:: Dataset rows ::

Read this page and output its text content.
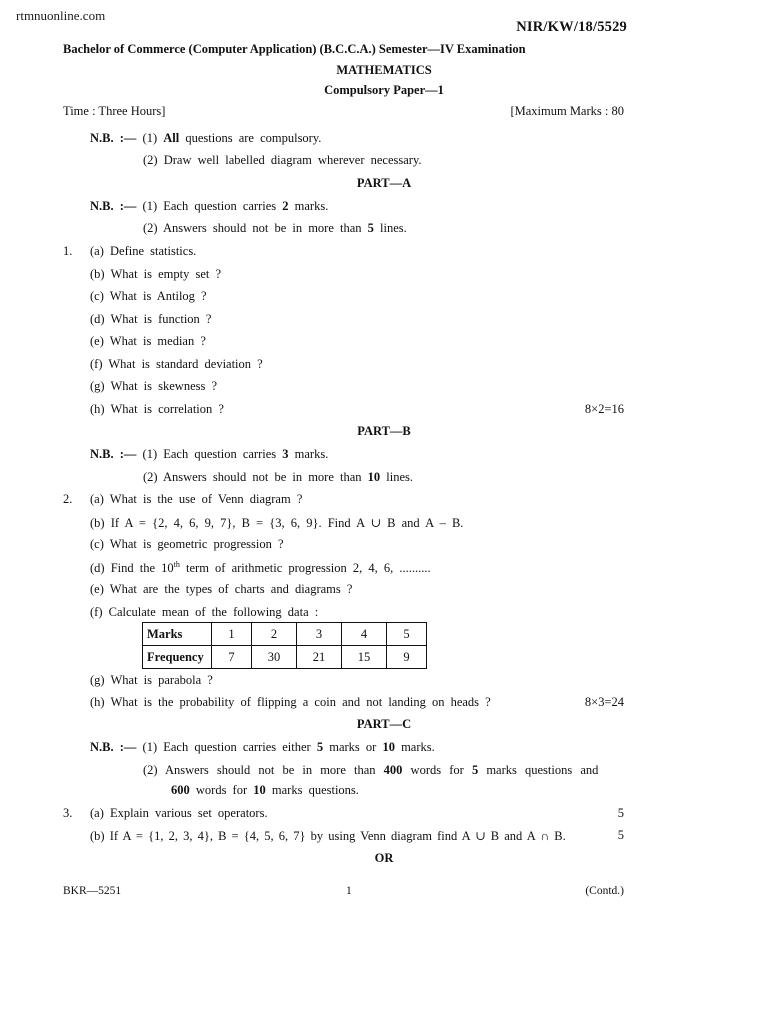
rtmnuonline.com
NIR/KW/18/5529
Bachelor of Commerce (Computer Application) (B.C.C.A.) Semester—IV Examination
MATHEMATICS
Compulsory Paper—1
Time : Three Hours]	[Maximum Marks : 80
N.B. :— (1) All questions are compulsory.
(2) Draw well labelled diagram wherever necessary.
PART—A
N.B. :— (1) Each question carries 2 marks.
(2) Answers should not be in more than 5 lines.
1. (a) Define statistics.
(b) What is empty set ?
(c) What is Antilog ?
(d) What is function ?
(e) What is median ?
(f) What is standard deviation ?
(g) What is skewness ?
(h) What is correlation ?	8×2=16
PART—B
N.B. :— (1) Each question carries 3 marks.
(2) Answers should not be in more than 10 lines.
2. (a) What is the use of Venn diagram ?
(b) If A = {2, 4, 6, 9, 7}, B = {3, 6, 9}. Find A ∪ B and A – B.
(c) What is geometric progression ?
(d) Find the 10th term of arithmetic progression 2, 4, 6, ..........
(e) What are the types of charts and diagrams ?
(f) Calculate mean of the following data :
Marks	1	2	3	4	5
Frequency	7	30	21	15	9
(g) What is parabola ?
(h) What is the probability of flipping a coin and not landing on heads ?	8×3=24
PART—C
N.B. :— (1) Each question carries either 5 marks or 10 marks.
(2) Answers should not be in more than 400 words for 5 marks questions and
600 words for 10 marks questions.
3. (a) Explain various set operators.	5
(b) If A = {1, 2, 3, 4}, B = {4, 5, 6, 7} by using Venn diagram find A ∪ B and A ∩ B.	5
OR
BKR—5251	1	(Contd.)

:::

▸ Task instructions: Pick every line with "than" in it and copy it.

▸ Answer below:
(2) Answers should not be in more than 5 lines.
(2) Answers should not be in more than 10 lines.
(2) Answers should not be in more than 400 words for 5 marks questions and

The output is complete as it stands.